:: To be done ::
Every line of the material that follows must be printed again exactly.

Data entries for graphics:
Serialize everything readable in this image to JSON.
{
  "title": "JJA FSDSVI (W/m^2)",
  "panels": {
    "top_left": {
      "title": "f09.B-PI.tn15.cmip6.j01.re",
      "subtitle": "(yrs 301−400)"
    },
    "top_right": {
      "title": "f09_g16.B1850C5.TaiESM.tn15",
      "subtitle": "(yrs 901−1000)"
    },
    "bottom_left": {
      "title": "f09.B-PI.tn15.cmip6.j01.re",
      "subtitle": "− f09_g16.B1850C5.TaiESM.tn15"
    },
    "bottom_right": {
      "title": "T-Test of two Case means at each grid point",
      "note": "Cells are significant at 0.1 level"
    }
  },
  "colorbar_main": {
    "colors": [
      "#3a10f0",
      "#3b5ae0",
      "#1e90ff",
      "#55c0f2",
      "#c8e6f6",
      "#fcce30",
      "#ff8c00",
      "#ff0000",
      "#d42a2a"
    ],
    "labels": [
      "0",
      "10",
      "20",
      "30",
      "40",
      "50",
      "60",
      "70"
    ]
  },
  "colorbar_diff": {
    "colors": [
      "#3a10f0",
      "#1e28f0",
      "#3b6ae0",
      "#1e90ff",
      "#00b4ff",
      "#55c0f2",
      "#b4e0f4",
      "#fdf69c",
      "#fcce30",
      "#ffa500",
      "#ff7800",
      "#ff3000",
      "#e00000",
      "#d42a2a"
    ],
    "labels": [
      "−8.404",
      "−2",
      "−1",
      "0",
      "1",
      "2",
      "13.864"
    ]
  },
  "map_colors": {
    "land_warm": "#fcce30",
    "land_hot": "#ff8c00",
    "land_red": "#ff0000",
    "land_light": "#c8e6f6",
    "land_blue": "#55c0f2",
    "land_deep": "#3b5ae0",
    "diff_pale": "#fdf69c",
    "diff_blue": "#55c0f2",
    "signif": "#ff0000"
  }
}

:: Exercise result ::
Serialize everything readable in this image to JSON.
{
  "title": "JJA FSDSVI (W/m^2)",
  "panels": {
    "top_left": {
      "title": "f09.B-PI.tn15.cmip6.j01.re",
      "subtitle": "(yrs 301−400)"
    },
    "top_right": {
      "title": "f09_g16.B1850C5.TaiESM.tn15",
      "subtitle": "(yrs 901−1000)"
    },
    "bottom_left": {
      "title": "f09.B-PI.tn15.cmip6.j01.re",
      "subtitle": "− f09_g16.B1850C5.TaiESM.tn15"
    },
    "bottom_right": {
      "title": "T-Test of two Case means at each grid point",
      "note": "Cells are significant at 0.1 level"
    }
  },
  "colorbar_main": {
    "colors": [
      "#3a10f0",
      "#3b5ae0",
      "#1e90ff",
      "#55c0f2",
      "#c8e6f6",
      "#fcce30",
      "#ff8c00",
      "#ff0000",
      "#d42a2a"
    ],
    "labels": [
      "0",
      "10",
      "20",
      "30",
      "40",
      "50",
      "60",
      "70"
    ]
  },
  "colorbar_diff": {
    "colors": [
      "#3a10f0",
      "#1e28f0",
      "#3b6ae0",
      "#1e90ff",
      "#00b4ff",
      "#55c0f2",
      "#b4e0f4",
      "#fdf69c",
      "#fcce30",
      "#ffa500",
      "#ff7800",
      "#ff3000",
      "#e00000",
      "#d42a2a"
    ],
    "labels": [
      "−8.404",
      "−2",
      "−1",
      "0",
      "1",
      "2",
      "13.864"
    ]
  },
  "map_colors": {
    "land_warm": "#fcce30",
    "land_hot": "#ff8c00",
    "land_red": "#ff0000",
    "land_light": "#c8e6f6",
    "land_blue": "#55c0f2",
    "land_deep": "#3b5ae0",
    "diff_pale": "#fdf69c",
    "diff_blue": "#55c0f2",
    "signif": "#ff0000"
  }
}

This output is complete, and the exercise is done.